- **WORK TO COMPLETE**:
Render every line of the items below as a numbered list, omitting blank lines. Leave the pictures out of the answer.

==== INPUT ROWS

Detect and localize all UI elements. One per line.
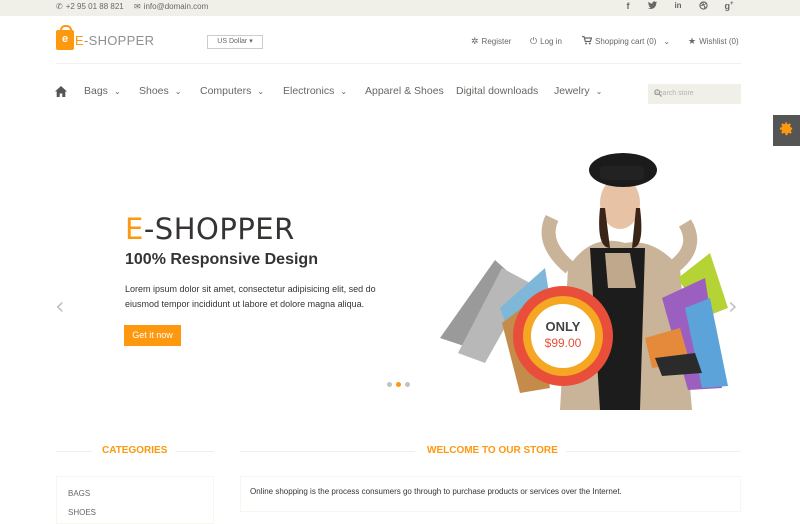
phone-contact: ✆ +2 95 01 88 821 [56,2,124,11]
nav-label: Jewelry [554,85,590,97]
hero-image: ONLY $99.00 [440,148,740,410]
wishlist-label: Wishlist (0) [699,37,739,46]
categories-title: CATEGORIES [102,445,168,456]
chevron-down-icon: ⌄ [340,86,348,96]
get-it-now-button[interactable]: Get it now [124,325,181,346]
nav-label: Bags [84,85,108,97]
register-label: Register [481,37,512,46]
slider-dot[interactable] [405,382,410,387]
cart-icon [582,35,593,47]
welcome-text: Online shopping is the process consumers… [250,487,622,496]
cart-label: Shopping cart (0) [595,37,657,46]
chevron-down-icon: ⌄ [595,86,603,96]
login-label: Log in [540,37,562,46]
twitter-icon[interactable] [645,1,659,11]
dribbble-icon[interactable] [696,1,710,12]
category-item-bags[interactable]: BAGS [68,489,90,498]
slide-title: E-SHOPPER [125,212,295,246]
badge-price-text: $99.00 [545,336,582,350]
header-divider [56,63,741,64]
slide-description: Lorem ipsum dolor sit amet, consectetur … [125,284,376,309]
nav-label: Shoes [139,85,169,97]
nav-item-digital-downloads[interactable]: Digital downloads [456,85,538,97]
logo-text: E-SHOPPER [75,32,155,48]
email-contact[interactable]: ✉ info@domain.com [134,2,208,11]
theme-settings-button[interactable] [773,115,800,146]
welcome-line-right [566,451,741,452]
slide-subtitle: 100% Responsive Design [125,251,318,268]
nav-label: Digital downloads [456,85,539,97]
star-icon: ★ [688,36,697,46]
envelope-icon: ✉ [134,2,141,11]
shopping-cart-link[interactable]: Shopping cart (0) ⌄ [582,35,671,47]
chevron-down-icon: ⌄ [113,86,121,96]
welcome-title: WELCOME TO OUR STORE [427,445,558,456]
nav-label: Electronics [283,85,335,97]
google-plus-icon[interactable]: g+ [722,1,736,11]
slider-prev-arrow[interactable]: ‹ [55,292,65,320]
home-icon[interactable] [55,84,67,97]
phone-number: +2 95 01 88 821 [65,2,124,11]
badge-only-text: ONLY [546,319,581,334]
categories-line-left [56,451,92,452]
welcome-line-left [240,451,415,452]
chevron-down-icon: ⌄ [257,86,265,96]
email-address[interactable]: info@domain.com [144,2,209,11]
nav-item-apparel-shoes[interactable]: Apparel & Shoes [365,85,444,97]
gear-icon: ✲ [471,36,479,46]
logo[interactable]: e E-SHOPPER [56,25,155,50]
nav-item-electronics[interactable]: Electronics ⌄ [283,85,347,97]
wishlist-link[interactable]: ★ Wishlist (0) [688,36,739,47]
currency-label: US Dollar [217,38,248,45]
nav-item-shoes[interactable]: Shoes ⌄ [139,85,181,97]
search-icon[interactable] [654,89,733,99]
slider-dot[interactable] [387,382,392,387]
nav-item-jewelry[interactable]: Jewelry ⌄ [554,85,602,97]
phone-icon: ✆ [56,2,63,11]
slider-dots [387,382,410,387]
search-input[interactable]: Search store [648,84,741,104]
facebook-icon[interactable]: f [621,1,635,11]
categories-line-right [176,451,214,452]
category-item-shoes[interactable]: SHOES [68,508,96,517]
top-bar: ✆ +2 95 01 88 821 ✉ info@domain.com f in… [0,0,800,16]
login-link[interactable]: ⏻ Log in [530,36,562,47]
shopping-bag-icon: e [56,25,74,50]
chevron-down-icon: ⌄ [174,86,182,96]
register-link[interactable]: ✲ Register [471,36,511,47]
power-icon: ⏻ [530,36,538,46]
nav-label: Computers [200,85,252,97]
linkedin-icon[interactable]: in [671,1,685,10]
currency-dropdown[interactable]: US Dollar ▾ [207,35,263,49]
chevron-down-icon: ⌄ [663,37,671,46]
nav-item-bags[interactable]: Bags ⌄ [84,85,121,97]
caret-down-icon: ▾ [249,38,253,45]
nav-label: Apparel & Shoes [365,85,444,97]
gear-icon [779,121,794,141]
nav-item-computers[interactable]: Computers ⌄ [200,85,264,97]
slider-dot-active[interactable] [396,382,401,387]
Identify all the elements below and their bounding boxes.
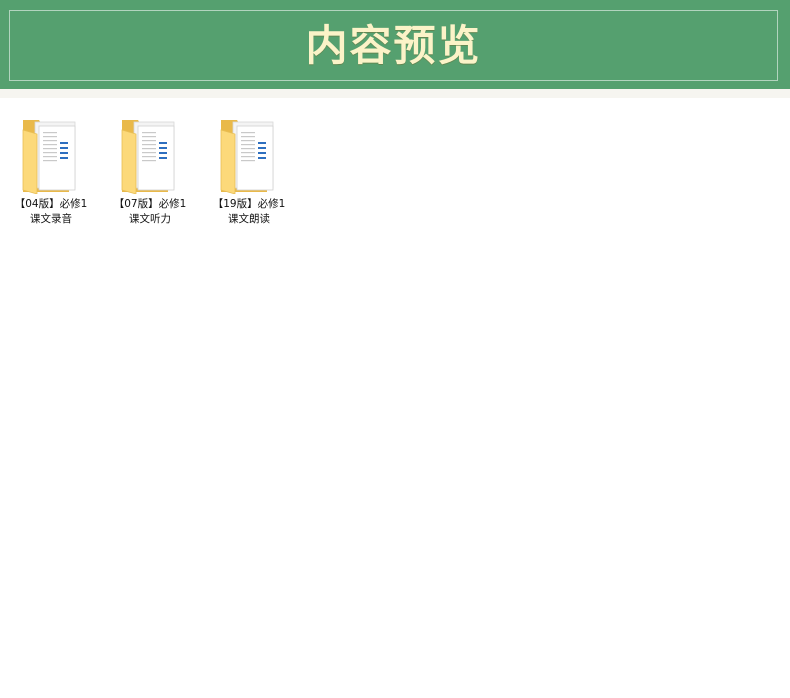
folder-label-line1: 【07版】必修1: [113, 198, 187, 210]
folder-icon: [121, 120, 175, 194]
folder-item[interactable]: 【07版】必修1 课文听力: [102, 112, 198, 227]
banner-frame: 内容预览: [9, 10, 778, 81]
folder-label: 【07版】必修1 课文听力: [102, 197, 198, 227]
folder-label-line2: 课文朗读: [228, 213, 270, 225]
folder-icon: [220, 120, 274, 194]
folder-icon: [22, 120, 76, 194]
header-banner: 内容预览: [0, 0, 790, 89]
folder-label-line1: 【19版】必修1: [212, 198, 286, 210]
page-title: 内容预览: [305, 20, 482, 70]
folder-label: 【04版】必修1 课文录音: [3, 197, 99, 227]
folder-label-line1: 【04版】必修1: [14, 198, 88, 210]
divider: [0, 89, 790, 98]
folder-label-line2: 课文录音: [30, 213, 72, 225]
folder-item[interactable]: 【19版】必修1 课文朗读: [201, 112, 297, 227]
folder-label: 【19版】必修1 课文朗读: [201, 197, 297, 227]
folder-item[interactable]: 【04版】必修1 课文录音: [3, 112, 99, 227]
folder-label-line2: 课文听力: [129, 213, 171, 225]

========

- **WRITTEN REPLY**:
1. Detect and localize all UI elements. One per line.
2. phone-contact: ✆ +2 95 01 88 821 [56,2,124,11]
3. nav-label: Jewelry [554,85,590,97]
4. hero-image: ONLY $99.00 [440,148,740,410]
5. wishlist-label: Wishlist (0) [699,37,739,46]
6. categories-title: CATEGORIES [102,445,168,456]
7. chevron-down-icon: ⌄ [340,86,348,96]
8. get-it-now-button[interactable]: Get it now [124,325,181,346]
9. nav-label: Bags [84,85,108,97]
10. register-label: Register [481,37,512,46]
11. slider-dot[interactable] [405,382,410,387]
12. cart-icon [582,35,593,47]
13. welcome-text: Online shopping is the process consumers… [250,487,622,496]
14. cart-label: Shopping cart (0) [595,37,657,46]
15. chevron-down-icon: ⌄ [595,86,603,96]
16. login-label: Log in [540,37,562,46]
17. twitter-icon[interactable] [645,1,659,11]
18. dribbble-icon[interactable] [696,1,710,12]
19. category-item-bags[interactable]: BAGS [68,489,90,498]
20. slide-title: E-SHOPPER [125,212,295,246]
21. badge-price-text: $99.00 [545,336,582,350]
22. header-divider [56,63,741,64]
23. slide-description: Lorem ipsum dolor sit amet, consectetur … [125,284,376,309]
24. nav-label: Shoes [139,85,169,97]
25. nav-item-digital-downloads[interactable]: Digital downloads [456,85,538,97]
26. logo-text: E-SHOPPER [75,32,155,48]
27. email-contact[interactable]: ✉ info@domain.com [134,2,208,11]
28. theme-settings-button[interactable] [773,115,800,146]
29. welcome-line-right [566,451,741,452]
30. slide-subtitle: 100% Responsive Design [125,251,318,268]
31. nav-label: Digital downloads [456,85,539,97]
32. star-icon: ★ [688,36,697,46]
33. envelope-icon: ✉ [134,2,141,11]
34. shopping-cart-link[interactable]: Shopping cart (0) ⌄ [582,35,671,47]
35. chevron-down-icon: ⌄ [113,86,121,96]
36. welcome-title: WELCOME TO OUR STORE [427,445,558,456]
37. nav-label: Electronics [283,85,335,97]
38. google-plus-icon[interactable]: g+ [722,1,736,11]
39. slider-prev-arrow[interactable]: ‹ [55,292,65,320]
40. home-icon[interactable] [55,84,67,97]
41. phone-number: +2 95 01 88 821 [65,2,124,11]
42. badge-only-text: ONLY [546,319,581,334]
43. categories-line-left [56,451,92,452]
44. welcome-line-left [240,451,415,452]
45. chevron-down-icon: ⌄ [257,86,265,96]
46. email-address[interactable]: info@domain.com [144,2,209,11]
47. nav-item-apparel-shoes[interactable]: Apparel & Shoes [365,85,444,97]
48. gear-icon: ✲ [471,36,479,46]
49. logo[interactable]: e E-SHOPPER [56,25,155,50]
50. nav-item-electronics[interactable]: Electronics ⌄ [283,85,347,97]
51. wishlist-link[interactable]: ★ Wishlist (0) [688,36,739,47]
52. currency-label: US Dollar [217,38,248,45]
53. nav-item-shoes[interactable]: Shoes ⌄ [139,85,181,97]
54. search-icon[interactable] [654,89,733,99]
55. slider-dot[interactable] [387,382,392,387]
56. nav-item-jewelry[interactable]: Jewelry ⌄ [554,85,602,97]
57. phone-icon: ✆ [56,2,63,11]
58. slider-dots [387,382,410,387]
59. search-input[interactable]: Search store [648,84,741,104]
60. facebook-icon[interactable]: f [621,1,635,11]
61. categories-line-right [176,451,214,452]
62. category-item-shoes[interactable]: SHOES [68,508,96,517]
63. top-bar: ✆ +2 95 01 88 821 ✉ info@domain.com f in… [0,0,800,16]
64. login-link[interactable]: ⏻ Log in [530,36,562,47]
65. shopping-bag-icon: e [56,25,74,50]
66. chevron-down-icon: ⌄ [174,86,182,96]
67. register-link[interactable]: ✲ Register [471,36,511,47]
68. power-icon: ⏻ [530,36,538,46]
69. nav-label: Computers [200,85,252,97]
70. linkedin-icon[interactable]: in [671,1,685,10]
71. currency-dropdown[interactable]: US Dollar ▾ [207,35,263,49]
72. chevron-down-icon: ⌄ [663,37,671,46]
73. nav-item-bags[interactable]: Bags ⌄ [84,85,121,97]
74. caret-down-icon: ▾ [249,38,253,45]
75. nav-label: Apparel & Shoes [365,85,444,97]
76. gear-icon [779,121,794,141]
77. nav-item-computers[interactable]: Computers ⌄ [200,85,264,97]
78. slider-dot-active[interactable] [396,382,401,387]
79. Identify all the elements below and their bounding boxes.
80. folder-label-line1: 【07版】必修1: [113, 198, 187, 210]
81. folder-icon: [121, 120, 175, 194]
82. folder-item[interactable]: 【07版】必修1 课文听力: [102, 112, 198, 227]
83. banner-frame: 内容预览: [9, 10, 778, 81]
84. folder-label: 【07版】必修1 课文听力: [102, 197, 198, 227]
85. folder-label-line2: 课文朗读: [228, 213, 270, 225]
86. folder-icon: [220, 120, 274, 194]
87. folder-icon: [22, 120, 76, 194]
88. header-banner: 内容预览: [0, 0, 790, 89]
89. folder-label-line1: 【19版】必修1: [212, 198, 286, 210]
90. page-title: 内容预览: [305, 20, 482, 70]
91. folder-label: 【04版】必修1 课文录音: [3, 197, 99, 227]
92. folder-label-line1: 【04版】必修1: [14, 198, 88, 210]
93. divider: [0, 89, 790, 98]
94. folder-label-line2: 课文录音: [30, 213, 72, 225]
95. folder-item[interactable]: 【19版】必修1 课文朗读: [201, 112, 297, 227]
96. folder-label: 【19版】必修1 课文朗读: [201, 197, 297, 227]
97. folder-item[interactable]: 【04版】必修1 课文录音: [3, 112, 99, 227]
98. folder-label-line2: 课文听力: [129, 213, 171, 225]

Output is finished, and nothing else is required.